* _Input material_
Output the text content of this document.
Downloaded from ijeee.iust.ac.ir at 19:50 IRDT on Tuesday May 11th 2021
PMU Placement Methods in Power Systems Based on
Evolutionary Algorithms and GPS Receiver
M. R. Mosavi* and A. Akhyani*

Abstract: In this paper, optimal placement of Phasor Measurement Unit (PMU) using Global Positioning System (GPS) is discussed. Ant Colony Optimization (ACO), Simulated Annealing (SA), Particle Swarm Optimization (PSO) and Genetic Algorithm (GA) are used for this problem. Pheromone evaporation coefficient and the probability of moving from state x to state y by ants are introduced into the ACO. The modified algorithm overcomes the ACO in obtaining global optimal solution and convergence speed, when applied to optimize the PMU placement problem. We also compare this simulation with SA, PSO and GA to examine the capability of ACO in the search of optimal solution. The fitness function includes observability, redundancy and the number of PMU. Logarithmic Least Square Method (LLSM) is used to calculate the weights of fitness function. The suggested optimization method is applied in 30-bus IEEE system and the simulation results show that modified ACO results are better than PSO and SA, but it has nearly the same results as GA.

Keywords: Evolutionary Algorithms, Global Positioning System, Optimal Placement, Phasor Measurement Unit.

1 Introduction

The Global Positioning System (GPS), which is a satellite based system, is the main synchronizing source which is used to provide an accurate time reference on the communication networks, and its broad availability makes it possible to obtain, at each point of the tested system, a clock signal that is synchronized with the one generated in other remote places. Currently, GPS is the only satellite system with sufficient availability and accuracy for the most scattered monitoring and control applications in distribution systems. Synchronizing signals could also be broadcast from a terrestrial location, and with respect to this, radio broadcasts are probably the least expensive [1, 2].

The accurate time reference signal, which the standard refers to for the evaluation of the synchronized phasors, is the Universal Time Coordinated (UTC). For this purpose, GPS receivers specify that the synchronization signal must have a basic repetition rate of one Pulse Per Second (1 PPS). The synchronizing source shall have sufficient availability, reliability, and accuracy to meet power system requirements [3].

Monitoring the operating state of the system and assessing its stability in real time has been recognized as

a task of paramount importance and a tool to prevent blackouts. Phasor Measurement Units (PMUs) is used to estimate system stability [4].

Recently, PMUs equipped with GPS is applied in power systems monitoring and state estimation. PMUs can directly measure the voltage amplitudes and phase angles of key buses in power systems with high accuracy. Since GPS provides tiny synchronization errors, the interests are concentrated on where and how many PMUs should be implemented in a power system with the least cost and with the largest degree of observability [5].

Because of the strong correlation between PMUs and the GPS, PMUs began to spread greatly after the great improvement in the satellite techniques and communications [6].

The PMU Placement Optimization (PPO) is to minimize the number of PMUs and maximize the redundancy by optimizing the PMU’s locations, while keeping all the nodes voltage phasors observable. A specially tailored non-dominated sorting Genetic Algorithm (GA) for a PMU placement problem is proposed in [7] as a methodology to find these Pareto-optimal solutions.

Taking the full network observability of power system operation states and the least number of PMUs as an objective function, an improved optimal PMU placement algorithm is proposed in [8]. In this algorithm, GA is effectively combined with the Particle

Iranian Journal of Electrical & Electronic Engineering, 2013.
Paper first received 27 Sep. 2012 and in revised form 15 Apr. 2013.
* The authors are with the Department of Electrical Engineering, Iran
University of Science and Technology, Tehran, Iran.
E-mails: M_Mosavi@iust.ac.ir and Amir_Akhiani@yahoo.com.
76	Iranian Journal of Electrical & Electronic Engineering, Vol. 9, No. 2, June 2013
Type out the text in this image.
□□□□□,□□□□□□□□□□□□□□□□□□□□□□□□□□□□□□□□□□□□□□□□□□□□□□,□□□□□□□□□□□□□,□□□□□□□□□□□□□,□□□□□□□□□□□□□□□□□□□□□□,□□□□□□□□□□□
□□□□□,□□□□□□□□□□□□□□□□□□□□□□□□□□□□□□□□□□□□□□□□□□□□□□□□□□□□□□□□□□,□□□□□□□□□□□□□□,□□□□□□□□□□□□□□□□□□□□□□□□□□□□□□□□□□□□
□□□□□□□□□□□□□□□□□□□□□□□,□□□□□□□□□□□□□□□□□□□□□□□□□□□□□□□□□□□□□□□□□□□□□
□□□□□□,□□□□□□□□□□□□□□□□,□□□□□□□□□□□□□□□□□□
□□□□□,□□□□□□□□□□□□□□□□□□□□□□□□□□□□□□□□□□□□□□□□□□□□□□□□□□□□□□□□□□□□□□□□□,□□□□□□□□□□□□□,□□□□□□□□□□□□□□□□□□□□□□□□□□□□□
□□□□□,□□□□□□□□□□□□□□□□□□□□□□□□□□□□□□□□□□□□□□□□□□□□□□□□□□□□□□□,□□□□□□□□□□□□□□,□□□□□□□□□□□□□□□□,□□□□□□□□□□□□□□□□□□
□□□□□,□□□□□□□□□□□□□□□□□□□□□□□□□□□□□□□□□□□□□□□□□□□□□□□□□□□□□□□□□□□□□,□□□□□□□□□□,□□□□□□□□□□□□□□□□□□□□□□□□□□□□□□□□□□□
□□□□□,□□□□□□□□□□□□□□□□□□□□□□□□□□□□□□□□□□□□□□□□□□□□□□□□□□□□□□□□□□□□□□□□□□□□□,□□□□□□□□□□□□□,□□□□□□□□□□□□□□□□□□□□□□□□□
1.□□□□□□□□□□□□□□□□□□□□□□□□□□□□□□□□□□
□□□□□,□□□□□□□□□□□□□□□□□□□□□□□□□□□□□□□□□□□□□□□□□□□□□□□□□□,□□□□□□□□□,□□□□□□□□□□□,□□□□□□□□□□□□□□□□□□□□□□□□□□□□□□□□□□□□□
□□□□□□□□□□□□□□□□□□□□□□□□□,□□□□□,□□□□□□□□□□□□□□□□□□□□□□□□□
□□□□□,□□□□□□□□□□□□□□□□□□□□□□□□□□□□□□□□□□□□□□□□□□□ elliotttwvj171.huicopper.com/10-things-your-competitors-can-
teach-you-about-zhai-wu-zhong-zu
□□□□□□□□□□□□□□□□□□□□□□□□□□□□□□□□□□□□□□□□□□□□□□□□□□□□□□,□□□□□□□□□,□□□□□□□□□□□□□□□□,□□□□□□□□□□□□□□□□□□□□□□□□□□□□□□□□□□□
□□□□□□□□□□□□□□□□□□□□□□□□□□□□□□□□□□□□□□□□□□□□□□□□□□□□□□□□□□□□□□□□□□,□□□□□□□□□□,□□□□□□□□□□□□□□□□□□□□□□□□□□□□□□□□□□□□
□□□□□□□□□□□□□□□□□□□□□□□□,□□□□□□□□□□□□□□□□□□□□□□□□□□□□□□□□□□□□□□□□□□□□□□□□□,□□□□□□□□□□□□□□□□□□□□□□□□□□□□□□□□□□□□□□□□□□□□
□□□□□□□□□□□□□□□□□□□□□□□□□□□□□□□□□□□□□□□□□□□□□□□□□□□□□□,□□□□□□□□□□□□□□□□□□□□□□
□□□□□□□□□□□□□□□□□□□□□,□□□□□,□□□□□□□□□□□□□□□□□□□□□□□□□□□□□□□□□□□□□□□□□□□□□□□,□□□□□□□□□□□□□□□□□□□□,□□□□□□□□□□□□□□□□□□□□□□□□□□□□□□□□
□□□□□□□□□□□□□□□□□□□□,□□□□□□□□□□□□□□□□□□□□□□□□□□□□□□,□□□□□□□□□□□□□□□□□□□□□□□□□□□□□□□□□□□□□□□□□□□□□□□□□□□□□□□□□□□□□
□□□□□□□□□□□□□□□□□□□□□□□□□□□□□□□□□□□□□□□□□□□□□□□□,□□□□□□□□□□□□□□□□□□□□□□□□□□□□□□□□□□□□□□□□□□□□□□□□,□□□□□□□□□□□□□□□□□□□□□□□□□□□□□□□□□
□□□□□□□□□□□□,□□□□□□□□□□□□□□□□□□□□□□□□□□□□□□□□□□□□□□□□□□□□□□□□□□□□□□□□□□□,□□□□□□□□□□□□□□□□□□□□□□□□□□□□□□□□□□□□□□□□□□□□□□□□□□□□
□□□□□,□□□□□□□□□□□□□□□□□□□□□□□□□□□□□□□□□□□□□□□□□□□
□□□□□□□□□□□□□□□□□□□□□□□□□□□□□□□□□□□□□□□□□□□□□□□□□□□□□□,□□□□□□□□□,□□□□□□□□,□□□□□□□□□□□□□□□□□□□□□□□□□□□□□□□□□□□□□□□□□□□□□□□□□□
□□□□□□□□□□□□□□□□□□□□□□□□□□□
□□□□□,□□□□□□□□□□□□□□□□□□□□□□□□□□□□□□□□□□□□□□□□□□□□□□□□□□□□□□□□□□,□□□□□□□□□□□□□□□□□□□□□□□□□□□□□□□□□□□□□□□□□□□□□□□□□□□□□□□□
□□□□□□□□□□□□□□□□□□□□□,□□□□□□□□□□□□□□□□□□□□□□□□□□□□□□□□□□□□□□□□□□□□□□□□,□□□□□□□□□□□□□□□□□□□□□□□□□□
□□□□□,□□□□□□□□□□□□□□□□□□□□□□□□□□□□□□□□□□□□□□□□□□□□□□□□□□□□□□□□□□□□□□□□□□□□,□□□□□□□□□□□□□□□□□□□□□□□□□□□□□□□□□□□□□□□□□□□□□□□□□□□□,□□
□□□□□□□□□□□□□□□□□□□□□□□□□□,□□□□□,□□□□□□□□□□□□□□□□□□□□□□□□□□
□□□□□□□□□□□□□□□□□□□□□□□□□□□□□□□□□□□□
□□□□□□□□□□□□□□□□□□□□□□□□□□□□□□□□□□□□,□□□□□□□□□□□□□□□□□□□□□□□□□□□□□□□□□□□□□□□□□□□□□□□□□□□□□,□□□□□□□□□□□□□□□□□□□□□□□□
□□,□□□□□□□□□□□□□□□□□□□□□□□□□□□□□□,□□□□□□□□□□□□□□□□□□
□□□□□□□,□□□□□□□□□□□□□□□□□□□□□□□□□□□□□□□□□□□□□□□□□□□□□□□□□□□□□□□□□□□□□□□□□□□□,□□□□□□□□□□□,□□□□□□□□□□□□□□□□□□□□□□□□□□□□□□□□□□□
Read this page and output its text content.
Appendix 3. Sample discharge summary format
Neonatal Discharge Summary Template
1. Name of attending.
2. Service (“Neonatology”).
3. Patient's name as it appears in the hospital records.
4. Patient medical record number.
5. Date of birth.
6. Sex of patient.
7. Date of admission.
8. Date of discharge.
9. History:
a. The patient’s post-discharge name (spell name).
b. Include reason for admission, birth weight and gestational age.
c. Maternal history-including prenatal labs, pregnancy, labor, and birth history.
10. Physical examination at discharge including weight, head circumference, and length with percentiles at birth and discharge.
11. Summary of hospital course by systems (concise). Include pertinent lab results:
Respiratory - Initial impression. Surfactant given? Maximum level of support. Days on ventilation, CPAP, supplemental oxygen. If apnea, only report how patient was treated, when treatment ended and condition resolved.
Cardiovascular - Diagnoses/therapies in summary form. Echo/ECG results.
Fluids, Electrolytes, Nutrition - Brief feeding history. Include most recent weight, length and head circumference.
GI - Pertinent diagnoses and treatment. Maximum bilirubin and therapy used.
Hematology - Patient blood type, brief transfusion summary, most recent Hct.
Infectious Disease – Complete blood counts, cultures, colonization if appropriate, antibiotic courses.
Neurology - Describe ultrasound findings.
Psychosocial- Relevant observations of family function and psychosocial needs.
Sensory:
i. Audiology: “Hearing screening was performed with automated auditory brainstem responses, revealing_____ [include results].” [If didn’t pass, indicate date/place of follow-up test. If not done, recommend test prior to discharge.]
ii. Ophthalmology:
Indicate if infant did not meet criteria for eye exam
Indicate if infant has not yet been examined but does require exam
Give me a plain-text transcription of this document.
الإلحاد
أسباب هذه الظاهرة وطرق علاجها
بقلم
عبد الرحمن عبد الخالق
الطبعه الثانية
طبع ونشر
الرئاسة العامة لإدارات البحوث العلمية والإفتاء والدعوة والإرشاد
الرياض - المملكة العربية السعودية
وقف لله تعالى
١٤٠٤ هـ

* _Exercise instructions_
Give exactly the lines from the one with "Give me a plain-text" to the end of the entries, nothing before them.

* _Solved exercise_
Give me a plain-text transcription of this document.
الإلحاد
أسباب هذه الظاهرة وطرق علاجها
بقلم
عبد الرحمن عبد الخالق
الطبعه الثانية
طبع ونشر
الرئاسة العامة لإدارات البحوث العلمية والإفتاء والدعوة والإرشاد
الرياض - المملكة العربية السعودية
وقف لله تعالى
١٤٠٤ هـ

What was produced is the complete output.